====== INPUT FOR THIS TASK

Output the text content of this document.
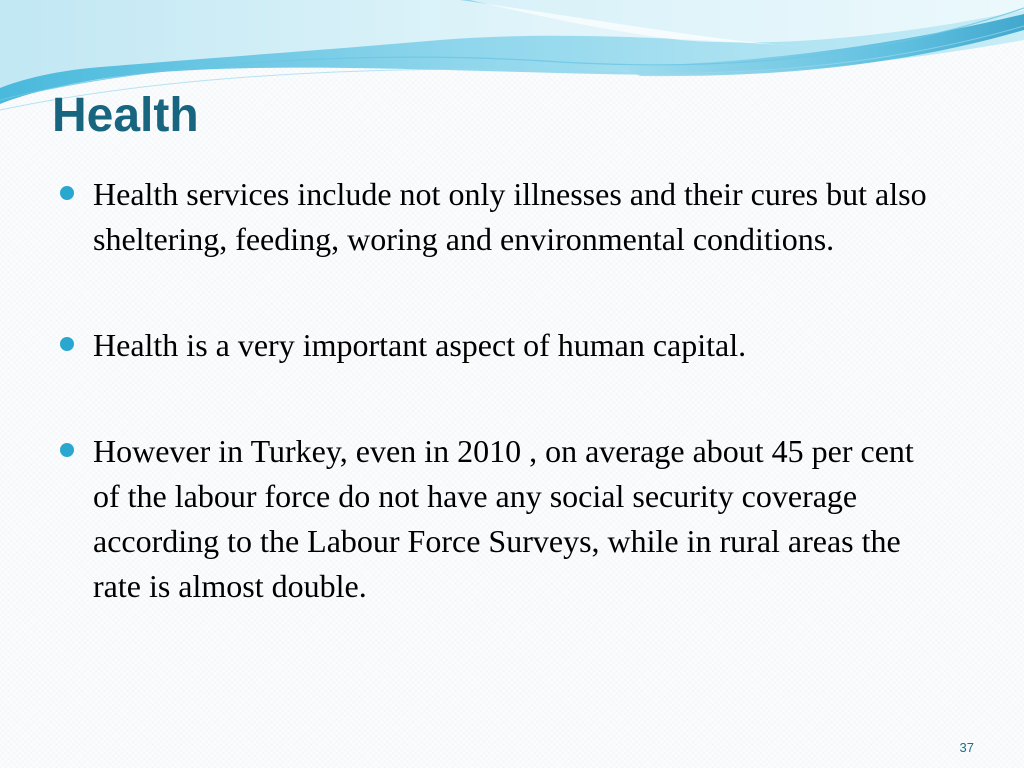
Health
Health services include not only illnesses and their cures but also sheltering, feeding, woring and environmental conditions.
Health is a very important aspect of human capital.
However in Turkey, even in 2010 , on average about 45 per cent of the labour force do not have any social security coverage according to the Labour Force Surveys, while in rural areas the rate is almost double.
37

============

(TASK TO CARRY OUT)
Return the listing above unchanged, apart from dropping its pictures.

(ANSWER TO THE PROBLEM)
Output the text content of this document.
Health
Health services include not only illnesses and their cures but also sheltering, feeding, woring and environmental conditions.
Health is a very important aspect of human capital.
However in Turkey, even in 2010 , on average about 45 per cent of the labour force do not have any social security coverage according to the Labour Force Surveys, while in rural areas the rate is almost double.
37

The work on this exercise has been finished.